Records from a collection
◇ ◇ ◇ ◇

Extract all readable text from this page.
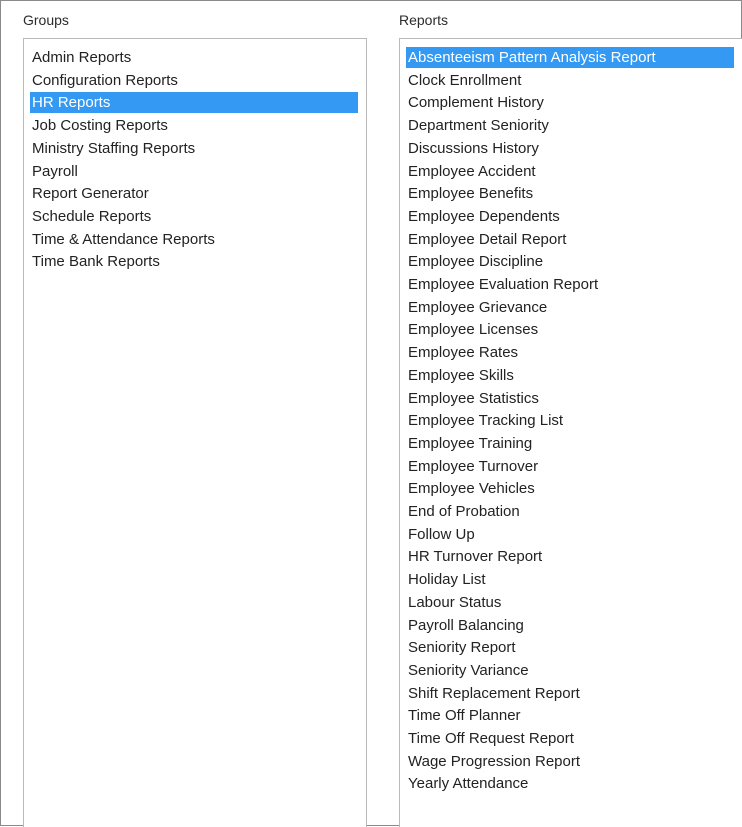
Groups
Admin Reports
Configuration Reports
HR Reports
Job Costing Reports
Ministry Staffing Reports
Payroll
Report Generator
Schedule Reports
Time & Attendance Reports
Time Bank Reports
Reports
Absenteeism Pattern Analysis Report
Clock Enrollment
Complement History
Department Seniority
Discussions History
Employee Accident
Employee Benefits
Employee Dependents
Employee Detail Report
Employee Discipline
Employee Evaluation Report
Employee Grievance
Employee Licenses
Employee Rates
Employee Skills
Employee Statistics
Employee Tracking List
Employee Training
Employee Turnover
Employee Vehicles
End of Probation
Follow Up
HR Turnover Report
Holiday List
Labour Status
Payroll Balancing
Seniority Report
Seniority Variance
Shift Replacement Report
Time Off Planner
Time Off Request Report
Wage Progression Report
Yearly Attendance
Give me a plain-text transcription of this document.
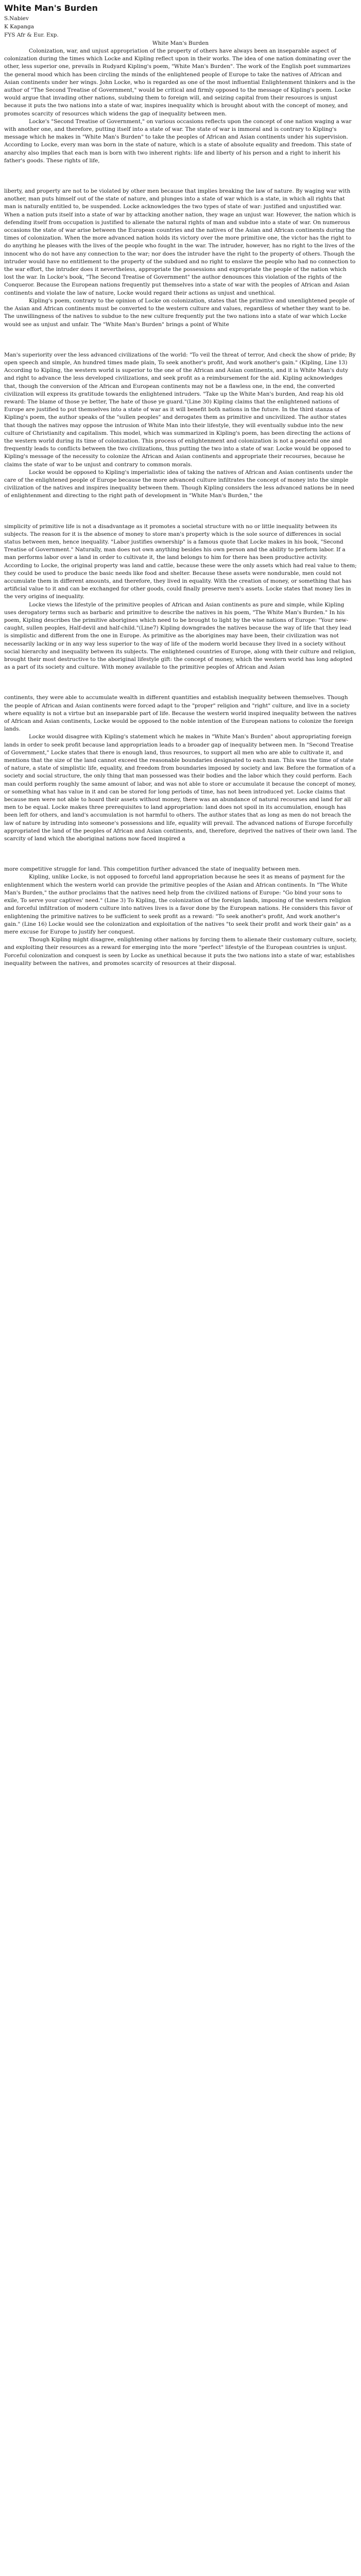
White Man's Burden

S.Nabiev

K Kapanga

FYS Afr & Eur. Exp.

White Man's Burden

Colonization, war, and unjust appropriation of the property of others have always been an inseparable aspect of colonization during the times which Locke and Kipling reflect upon in their works. The idea of one nation dominating over the other, less superior one, prevails in Rudyard Kipling's poem, "White Man's Burden". The work of the English poet summarizes the general mood which has been circling the minds of the enlightened people of Europe to take the natives of African and Asian continents under her wings. John Locke, who is regarded as one of the most influential Enlightenment thinkers and is the author of "The Second Treatise of Government," would be critical and firmly opposed to the message of Kipling's poem. Locke would argue that invading other nations, subduing them to foreign will, and seizing capital from their resources is unjust because it puts the two nations into a state of war, inspires inequality which is brought about with the concept of money, and promotes scarcity of resources which widens the gap of inequality between men.

Locke's "Second Treatise of Government," on various occasions reflects upon the concept of one nation waging a war with another one, and therefore, putting itself into a state of war. The state of war is immoral and is contrary to Kipling's message which he makes in "White Man's Burden" to take the peoples of African and Asian continents under his supervision. According to Locke, every man was born in the state of nature, which is a state of absolute equality and freedom. This state of anarchy also implies that each man is born with two inherent rights: life and liberty of his person and a right to inherit his father's goods. These rights of life,

liberty, and property are not to be violated by other men because that implies breaking the law of nature. By waging war with another, man puts himself out of the state of nature, and plunges into a state of war which is a state, in which all rights that man is naturally entitled to, be suspended. Locke acknowledges the two types of state of war: justified and unjustified war. When a nation puts itself into a state of war by attacking another nation, they wage an unjust war. However, the nation which is defending itself from occupation is justified to alienate the natural rights of man and subdue into a state of war. On numerous occasions the state of war arise between the European countries and the natives of the Asian and African continents during the times of colonization. When the more advanced nation holds its victory over the more primitive one, the victor has the right to do anything he pleases with the lives of the people who fought in the war. The intruder, however, has no right to the lives of the innocent who do not have any connection to the war; nor does the intruder have the right to the property of others. Though the intruder would have no entitlement to the property of the subdued and no right to enslave the people who had no connection to the war effort, the intruder does it nevertheless, appropriate the possessions and expropriate the people of the nation which lost the war. In Locke's book, "The Second Treatise of Government" the author denounces this violation of the rights of the Conqueror. Because the European nations frequently put themselves into a state of war with the peoples of African and Asian continents and violate the law of nature, Locke would regard their actions as unjust and unethical.

Kipling's poem, contrary to the opinion of Locke on colonization, states that the primitive and unenlightened people of the Asian and African continents must be converted to the western culture and values, regardless of whether they want to be. The unwillingness of the natives to subdue to the new culture frequently put the two nations into a state of war which Locke would see as unjust and unfair. The "White Man's Burden" brings a point of White

Man's superiority over the less advanced civilizations of the world: "To veil the threat of terror, And check the show of pride; By open speech and simple, An hundred times made plain, To seek another's profit, And work another's gain." (Kipling, Line 13) According to Kipling, the western world is superior to the one of the African and Asian continents, and it is White Man's duty and right to advance the less developed civilizations, and seek profit as a reimbursement for the aid. Kipling acknowledges that, though the conversion of the African and European continents may not be a flawless one, in the end, the converted civilization will express its gratitude towards the enlightened intruders. "Take up the White Man's burden, And reap his old reward: The blame of those ye better, The hate of those ye guard."(Line 30) Kipling claims that the enlightened nations of Europe are justified to put themselves into a state of war as it will benefit both nations in the future. In the third stanza of Kipling's poem, the author speaks of the "sullen peoples" and derogates them as primitive and uncivilized. The author states that though the natives may oppose the intrusion of White Man into their lifestyle, they will eventually subdue into the new culture of Christianity and capitalism. This model, which was summarized in Kipling's poem, has been directing the actions of the western world during its time of colonization. This process of enlightenment and colonization is not a peaceful one and frequently leads to conflicts between the two civilizations, thus putting the two into a state of war. Locke would be opposed to Kipling's message of the necessity to colonize the African and Asian continents and appropriate their recourses, because he claims the state of war to be unjust and contrary to common morals.

Locke would be opposed to Kipling's imperialistic idea of taking the natives of African and Asian continents under the care of the enlightened people of Europe because the more advanced culture infiltrates the concept of money into the simple civilization of the natives and inspires inequality between them. Though Kipling considers the less advanced nations be in need of enlightenment and directing to the right path of development in "White Man's Burden," the

simplicity of primitive life is not a disadvantage as it promotes a societal structure with no or little inequality between its subjects. The reason for it is the absence of money to store man's property which is the sole source of differences in social status between men, hence inequality. "Labor justifies ownership" is a famous quote that Locke makes in his book, "Second Treatise of Government." Naturally, man does not own anything besides his own person and the ability to perform labor. If a man performs labor over a land in order to cultivate it, the land belongs to him for there has been productive activity. According to Locke, the original property was land and cattle, because these were the only assets which had real value to them; they could be used to produce the basic needs like food and shelter. Because these assets were nondurable, men could not accumulate them in different amounts, and therefore, they lived in equality. With the creation of money, or something that has artificial value to it and can be exchanged for other goods, could finally preserve men's assets. Locke states that money lies in the very origins of inequality.

Locke views the lifestyle of the primitive peoples of African and Asian continents as pure and simple, while Kipling uses derogatory terms such as barbaric and primitive to describe the natives in his poem, "The White Man's Burden." In his poem, Kipling describes the primitive aborigines which need to be brought to light by the wise nations of Europe: "Your new-caught, sullen peoples, Half-devil and half-child."(Line7) Kipling downgrades the natives because the way of life that they lead is simplistic and different from the one in Europe. As primitive as the aborigines may have been, their civilization was not necessarily lacking or in any way less superior to the way of life of the modern world because they lived in a society without social hierarchy and inequality between its subjects. The enlightened countries of Europe, along with their culture and religion, brought their most destructive to the aboriginal lifestyle gift: the concept of money, which the western world has long adopted as a part of its society and culture. With money available to the primitive peoples of African and Asian

continents, they were able to accumulate wealth in different quantities and establish inequality between themselves. Though the people of African and Asian continents were forced adapt to the "proper" religion and "right" culture, and live in a society where equality is not a virtue but an inseparable part of life. Because the western world inspired inequality between the natives of African and Asian continents, Locke would be opposed to the noble intention of the European nations to colonize the foreign lands.

Locke would disagree with Kipling's statement which he makes in "White Man's Burden" about appropriating foreign lands in order to seek profit because land appropriation leads to a broader gap of inequality between men. In "Second Treatise of Government," Locke states that there is enough land, thus resources, to support all men who are able to cultivate it, and mentions that the size of the land cannot exceed the reasonable boundaries designated to each man. This was the time of state of nature, a state of simplistic life, equality, and freedom from boundaries imposed by society and law. Before the formation of a society and social structure, the only thing that man possessed was their bodies and the labor which they could perform. Each man could perform roughly the same amount of labor, and was not able to store or accumulate it because the concept of money, or something what has value in it and can be stored for long periods of time, has not been introduced yet. Locke claims that because men were not able to hoard their assets without money, there was an abundance of natural recourses and land for all men to be equal. Locke makes three prerequisites to land appropriation: land does not spoil in its accumulation, enough has been left for others, and land's accumulation is not harmful to others. The author states that as long as men do not breach the law of nature by intruding into someone's possessions and life, equality will prevail. The advanced nations of Europe forcefully appropriated the land of the peoples of African and Asian continents, and, therefore, deprived the natives of their own land. The scarcity of land which the aboriginal nations now faced inspired a

more competitive struggle for land. This competition further advanced the state of inequality between men.

Kipling, unlike Locke, is not opposed to forceful land appropriation because he sees it as means of payment for the enlightenment which the western world can provide the primitive peoples of the Asian and African continents. In "The White Man's Burden," the author proclaims that the natives need help from the civilized nations of Europe: "Go bind your sons to exile, To serve your captives' need." (Line 3) To Kipling, the colonization of the foreign lands, imposing of the western religion and forceful infiltration of modern culture into natives lives is a favor done by the European nations. He considers this favor of enlightening the primitive natives to be sufficient to seek profit as a reward: "To seek another's profit, And work another's gain." (Line 16) Locke would see the colonization and exploitation of the natives "to seek their profit and work their gain" as a mere excuse for Europe to justify her conquest.

Though Kipling might disagree, enlightening other nations by forcing them to alienate their customary culture, society, and exploiting their resources as a reward for emerging into the more "perfect" lifestyle of the European countries is unjust. Forceful colonization and conquest is seen by Locke as unethical because it puts the two nations into a state of war, establishes inequality between the natives, and promotes scarcity of resources at their disposal.
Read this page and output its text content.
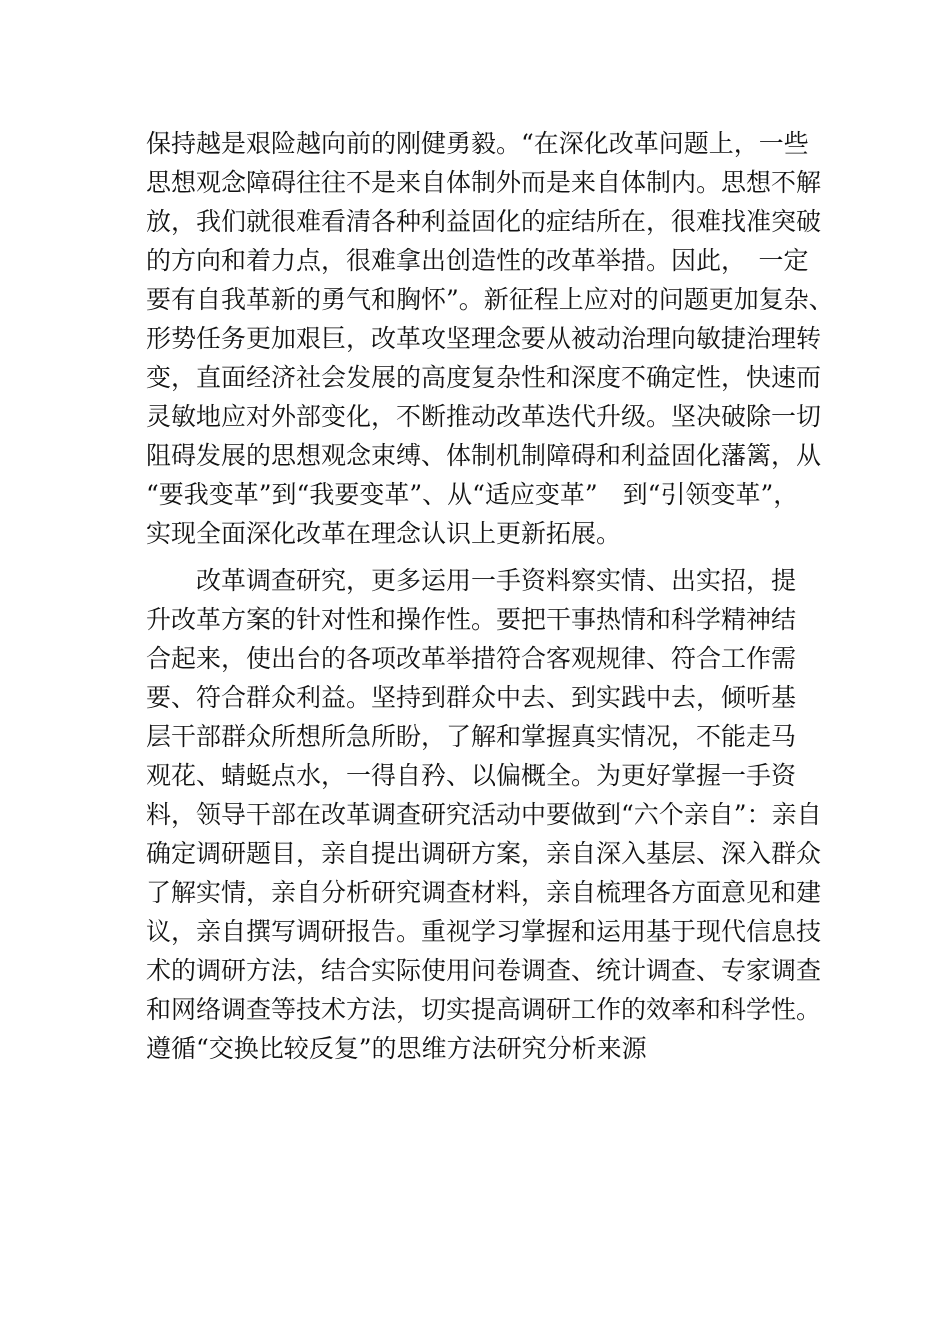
保持越是艰险越向前的刚健勇毅。“在深化改革问题上，一些
思想观念障碍往往不是来自体制外而是来自体制内。思想不解
放，我们就很难看清各种利益固化的症结所在，很难找准突破
的方向和着力点，很难拿出创造性的改革举措。因此，　一定
要有自我革新的勇气和胸怀”。新征程上应对的问题更加复杂、
形势任务更加艰巨，改革攻坚理念要从被动治理向敏捷治理转
变，直面经济社会发展的高度复杂性和深度不确定性，快速而
灵敏地应对外部变化，不断推动改革迭代升级。坚决破除一切
阻碍发展的思想观念束缚、体制机制障碍和利益固化藩篱，从
“要我变革”到“我要变革”、从“适应变革”　到“引领变革”，
实现全面深化改革在理念认识上更新拓展。
　　改革调查研究，更多运用一手资料察实情、出实招，提
升改革方案的针对性和操作性。要把干事热情和科学精神结
合起来，使出台的各项改革举措符合客观规律、符合工作需
要、符合群众利益。坚持到群众中去、到实践中去，倾听基
层干部群众所想所急所盼，了解和掌握真实情况，不能走马
观花、蜻蜓点水，一得自矜、以偏概全。为更好掌握一手资
料，领导干部在改革调查研究活动中要做到“六个亲自”：亲自
确定调研题目，亲自提出调研方案，亲自深入基层、深入群众
了解实情，亲自分析研究调查材料，亲自梳理各方面意见和建
议，亲自撰写调研报告。重视学习掌握和运用基于现代信息技
术的调研方法，结合实际使用问卷调查、统计调查、专家调查
和网络调查等技术方法，切实提高调研工作的效率和科学性。
遵循“交换比较反复”的思维方法研究分析来源
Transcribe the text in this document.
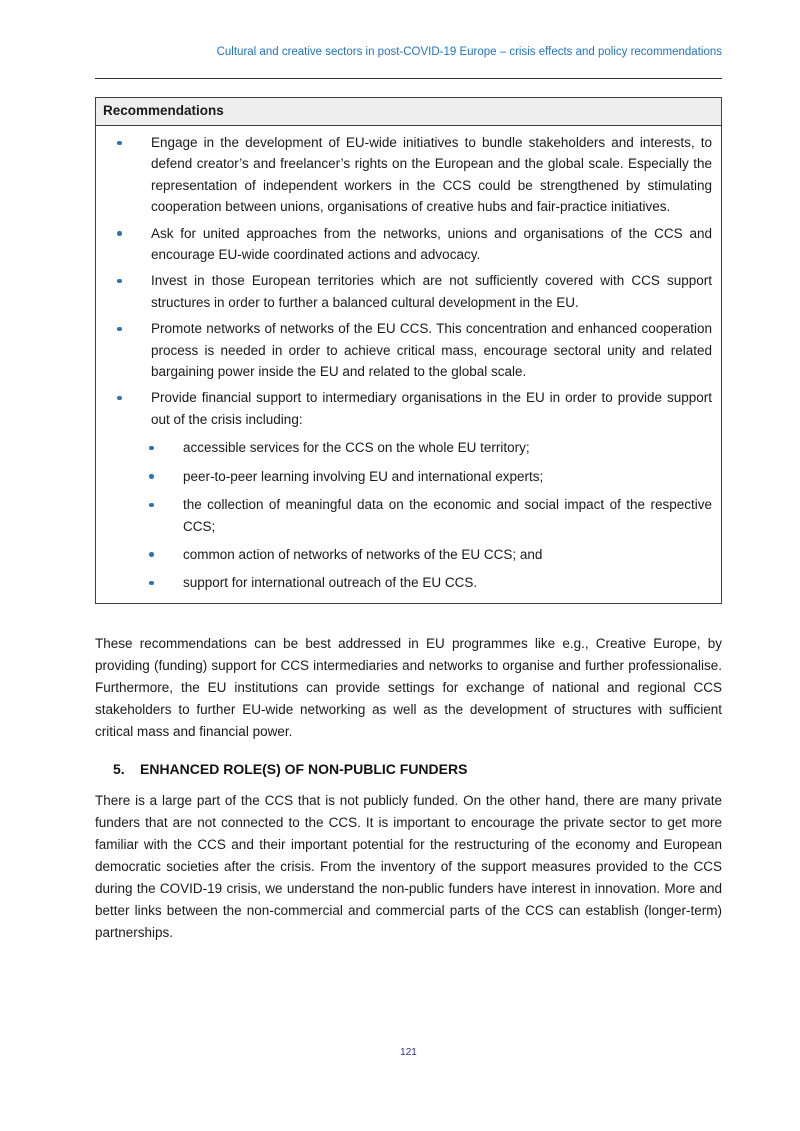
Cultural and creative sectors in post-COVID-19 Europe – crisis effects and policy recommendations
Recommendations
Engage in the development of EU-wide initiatives to bundle stakeholders and interests, to defend creator’s and freelancer’s rights on the European and the global scale. Especially the representation of independent workers in the CCS could be strengthened by stimulating cooperation between unions, organisations of creative hubs and fair-practice initiatives.
Ask for united approaches from the networks, unions and organisations of the CCS and encourage EU-wide coordinated actions and advocacy.
Invest in those European territories which are not sufficiently covered with CCS support structures in order to further a balanced cultural development in the EU.
Promote networks of networks of the EU CCS. This concentration and enhanced cooperation process is needed in order to achieve critical mass, encourage sectoral unity and related bargaining power inside the EU and related to the global scale.
Provide financial support to intermediary organisations in the EU in order to provide support out of the crisis including:
accessible services for the CCS on the whole EU territory;
peer-to-peer learning involving EU and international experts;
the collection of meaningful data on the economic and social impact of the respective CCS;
common action of networks of networks of the EU CCS; and
support for international outreach of the EU CCS.
These recommendations can be best addressed in EU programmes like e.g., Creative Europe, by providing (funding) support for CCS intermediaries and networks to organise and further professionalise. Furthermore, the EU institutions can provide settings for exchange of national and regional CCS stakeholders to further EU-wide networking as well as the development of structures with sufficient critical mass and financial power.
5.	ENHANCED ROLE(S) OF NON-PUBLIC FUNDERS
There is a large part of the CCS that is not publicly funded. On the other hand, there are many private funders that are not connected to the CCS. It is important to encourage the private sector to get more familiar with the CCS and their important potential for the restructuring of the economy and European democratic societies after the crisis. From the inventory of the support measures provided to the CCS during the COVID-19 crisis, we understand the non-public funders have interest in innovation. More and better links between the non-commercial and commercial parts of the CCS can establish (longer-term) partnerships.
121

◇ ◇ ◇ ◇

- What the task asks: Pick out each line that holds the string "Reports".

- The reply:
Admin Reports
Configuration Reports
HR Reports
Job Costing Reports
Ministry Staffing Reports
Schedule Reports
Time & Attendance Reports
Time Bank Reports
Reports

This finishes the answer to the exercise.